:: Supplied data ::
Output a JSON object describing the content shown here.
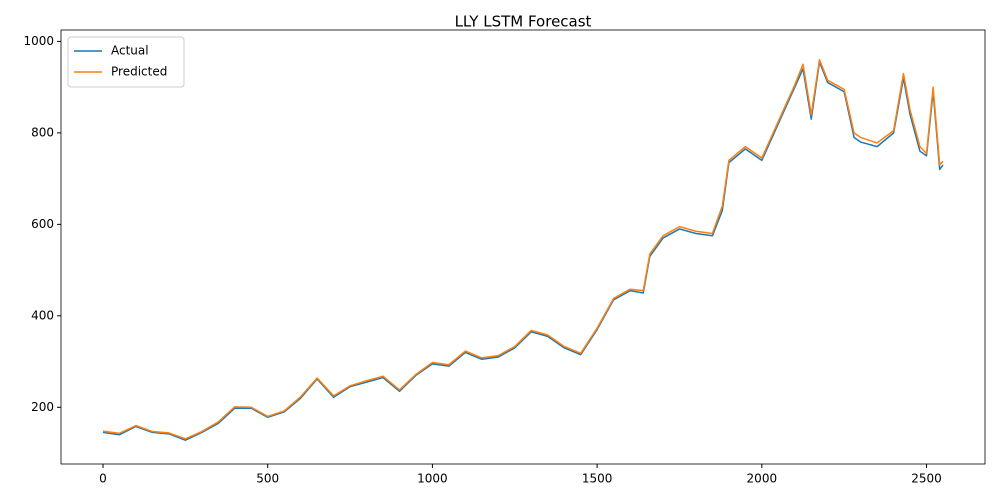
{
  "chart_data": {
    "type": "line",
    "title": "LLY LSTM Forecast",
    "x": [
      0,
      50,
      100,
      150,
      200,
      250,
      300,
      350,
      400,
      450,
      500,
      550,
      600,
      650,
      700,
      750,
      800,
      850,
      900,
      950,
      1000,
      1050,
      1100,
      1150,
      1200,
      1250,
      1300,
      1350,
      1400,
      1450,
      1500,
      1550,
      1600,
      1640,
      1660,
      1700,
      1750,
      1800,
      1850,
      1880,
      1900,
      1950,
      2000,
      2050,
      2100,
      2125,
      2150,
      2175,
      2200,
      2250,
      2280,
      2300,
      2350,
      2400,
      2430,
      2450,
      2480,
      2500,
      2520,
      2540,
      2550
    ],
    "series": [
      {
        "name": "Actual",
        "color": "#1f77b4",
        "values": [
          145,
          140,
          158,
          145,
          142,
          128,
          145,
          165,
          198,
          198,
          178,
          190,
          220,
          262,
          222,
          245,
          255,
          265,
          235,
          270,
          295,
          290,
          320,
          305,
          310,
          330,
          365,
          355,
          330,
          315,
          370,
          435,
          455,
          450,
          530,
          570,
          590,
          580,
          575,
          630,
          735,
          765,
          740,
          820,
          900,
          940,
          830,
          955,
          910,
          890,
          790,
          780,
          770,
          800,
          920,
          840,
          760,
          750,
          890,
          720,
          730
        ]
      },
      {
        "name": "Predicted",
        "color": "#ff7f0e",
        "values": [
          148,
          143,
          160,
          147,
          144,
          131,
          147,
          168,
          201,
          200,
          180,
          192,
          223,
          264,
          225,
          247,
          258,
          268,
          238,
          272,
          298,
          293,
          323,
          308,
          313,
          333,
          368,
          358,
          333,
          318,
          373,
          438,
          458,
          455,
          535,
          575,
          595,
          585,
          580,
          640,
          740,
          770,
          745,
          825,
          905,
          950,
          840,
          960,
          915,
          895,
          800,
          790,
          778,
          805,
          930,
          850,
          770,
          755,
          900,
          730,
          738
        ]
      }
    ],
    "xlim": [
      -127.5,
      2677.5
    ],
    "xticks": [
      0,
      500,
      1000,
      1500,
      2000,
      2500
    ],
    "ylim": [
      76,
      1025
    ],
    "yticks": [
      200,
      400,
      600,
      800,
      1000
    ],
    "legend": "upper left"
  }
}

:: Objective ::
Output every entry exactly as given; pictures are not part of the copy.

:: Result below ::
Output a JSON object describing the content shown here.
{
  "chart_data": {
    "type": "line",
    "title": "LLY LSTM Forecast",
    "x": [
      0,
      50,
      100,
      150,
      200,
      250,
      300,
      350,
      400,
      450,
      500,
      550,
      600,
      650,
      700,
      750,
      800,
      850,
      900,
      950,
      1000,
      1050,
      1100,
      1150,
      1200,
      1250,
      1300,
      1350,
      1400,
      1450,
      1500,
      1550,
      1600,
      1640,
      1660,
      1700,
      1750,
      1800,
      1850,
      1880,
      1900,
      1950,
      2000,
      2050,
      2100,
      2125,
      2150,
      2175,
      2200,
      2250,
      2280,
      2300,
      2350,
      2400,
      2430,
      2450,
      2480,
      2500,
      2520,
      2540,
      2550
    ],
    "series": [
      {
        "name": "Actual",
        "color": "#1f77b4",
        "values": [
          145,
          140,
          158,
          145,
          142,
          128,
          145,
          165,
          198,
          198,
          178,
          190,
          220,
          262,
          222,
          245,
          255,
          265,
          235,
          270,
          295,
          290,
          320,
          305,
          310,
          330,
          365,
          355,
          330,
          315,
          370,
          435,
          455,
          450,
          530,
          570,
          590,
          580,
          575,
          630,
          735,
          765,
          740,
          820,
          900,
          940,
          830,
          955,
          910,
          890,
          790,
          780,
          770,
          800,
          920,
          840,
          760,
          750,
          890,
          720,
          730
        ]
      },
      {
        "name": "Predicted",
        "color": "#ff7f0e",
        "values": [
          148,
          143,
          160,
          147,
          144,
          131,
          147,
          168,
          201,
          200,
          180,
          192,
          223,
          264,
          225,
          247,
          258,
          268,
          238,
          272,
          298,
          293,
          323,
          308,
          313,
          333,
          368,
          358,
          333,
          318,
          373,
          438,
          458,
          455,
          535,
          575,
          595,
          585,
          580,
          640,
          740,
          770,
          745,
          825,
          905,
          950,
          840,
          960,
          915,
          895,
          800,
          790,
          778,
          805,
          930,
          850,
          770,
          755,
          900,
          730,
          738
        ]
      }
    ],
    "xlim": [
      -127.5,
      2677.5
    ],
    "xticks": [
      0,
      500,
      1000,
      1500,
      2000,
      2500
    ],
    "ylim": [
      76,
      1025
    ],
    "yticks": [
      200,
      400,
      600,
      800,
      1000
    ],
    "legend": "upper left"
  }
}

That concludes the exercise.